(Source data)
--
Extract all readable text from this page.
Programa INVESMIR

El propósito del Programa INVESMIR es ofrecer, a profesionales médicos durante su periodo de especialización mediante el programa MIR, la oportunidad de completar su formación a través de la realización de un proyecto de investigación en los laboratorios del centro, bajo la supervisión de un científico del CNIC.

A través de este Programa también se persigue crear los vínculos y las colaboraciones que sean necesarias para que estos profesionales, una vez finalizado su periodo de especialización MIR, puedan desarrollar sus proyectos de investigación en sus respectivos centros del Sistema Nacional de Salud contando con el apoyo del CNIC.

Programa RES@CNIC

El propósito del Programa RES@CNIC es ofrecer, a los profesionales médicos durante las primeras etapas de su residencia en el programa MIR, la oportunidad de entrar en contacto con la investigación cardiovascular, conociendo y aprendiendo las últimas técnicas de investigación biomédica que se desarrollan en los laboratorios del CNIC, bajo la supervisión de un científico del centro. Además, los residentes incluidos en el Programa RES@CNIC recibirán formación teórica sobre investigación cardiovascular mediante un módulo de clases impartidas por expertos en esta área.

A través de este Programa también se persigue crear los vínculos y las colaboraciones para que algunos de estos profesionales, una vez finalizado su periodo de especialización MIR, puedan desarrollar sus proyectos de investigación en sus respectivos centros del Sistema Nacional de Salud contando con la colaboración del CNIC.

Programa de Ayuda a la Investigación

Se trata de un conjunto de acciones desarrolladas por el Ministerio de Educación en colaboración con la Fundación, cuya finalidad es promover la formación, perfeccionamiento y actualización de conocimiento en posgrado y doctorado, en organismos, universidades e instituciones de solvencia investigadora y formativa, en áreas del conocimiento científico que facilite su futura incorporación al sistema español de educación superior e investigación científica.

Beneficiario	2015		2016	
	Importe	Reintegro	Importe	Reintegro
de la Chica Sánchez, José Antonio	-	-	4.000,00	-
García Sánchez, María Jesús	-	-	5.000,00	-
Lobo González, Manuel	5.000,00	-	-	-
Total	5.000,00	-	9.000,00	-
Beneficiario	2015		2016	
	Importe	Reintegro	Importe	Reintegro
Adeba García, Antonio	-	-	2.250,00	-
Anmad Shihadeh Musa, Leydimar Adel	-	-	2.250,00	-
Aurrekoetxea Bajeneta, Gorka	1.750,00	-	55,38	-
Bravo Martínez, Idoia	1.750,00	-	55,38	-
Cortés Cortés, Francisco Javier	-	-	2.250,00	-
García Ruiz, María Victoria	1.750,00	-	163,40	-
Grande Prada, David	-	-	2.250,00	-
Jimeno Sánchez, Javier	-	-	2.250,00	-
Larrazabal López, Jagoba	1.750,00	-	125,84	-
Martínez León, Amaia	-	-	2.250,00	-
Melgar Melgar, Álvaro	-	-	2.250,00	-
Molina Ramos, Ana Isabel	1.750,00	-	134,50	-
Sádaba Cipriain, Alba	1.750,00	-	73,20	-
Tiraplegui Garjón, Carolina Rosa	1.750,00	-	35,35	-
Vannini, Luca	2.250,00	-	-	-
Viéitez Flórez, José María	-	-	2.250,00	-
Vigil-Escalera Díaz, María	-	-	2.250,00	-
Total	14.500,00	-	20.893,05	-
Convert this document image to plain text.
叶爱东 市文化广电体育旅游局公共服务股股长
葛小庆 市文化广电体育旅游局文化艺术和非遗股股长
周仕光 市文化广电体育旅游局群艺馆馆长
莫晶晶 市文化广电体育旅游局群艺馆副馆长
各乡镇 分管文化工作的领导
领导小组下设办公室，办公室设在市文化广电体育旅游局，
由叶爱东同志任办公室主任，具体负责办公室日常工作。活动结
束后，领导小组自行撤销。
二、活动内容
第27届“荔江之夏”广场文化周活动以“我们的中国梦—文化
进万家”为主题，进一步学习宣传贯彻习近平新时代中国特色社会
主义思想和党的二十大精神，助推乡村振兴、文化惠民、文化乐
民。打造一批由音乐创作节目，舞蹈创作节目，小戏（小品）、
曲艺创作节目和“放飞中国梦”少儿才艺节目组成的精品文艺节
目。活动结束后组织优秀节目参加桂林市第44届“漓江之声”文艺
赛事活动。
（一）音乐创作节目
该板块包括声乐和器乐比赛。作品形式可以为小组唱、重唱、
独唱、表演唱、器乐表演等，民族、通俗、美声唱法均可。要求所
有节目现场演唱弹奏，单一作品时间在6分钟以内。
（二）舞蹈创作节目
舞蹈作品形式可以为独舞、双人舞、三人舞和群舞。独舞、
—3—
--
In the records above, find each line holding "José" and copy it.

de la Chica Sánchez, José Antonio	-	-	4.000,00	-
Viéitez Flórez, José María	-	-	2.250,00	-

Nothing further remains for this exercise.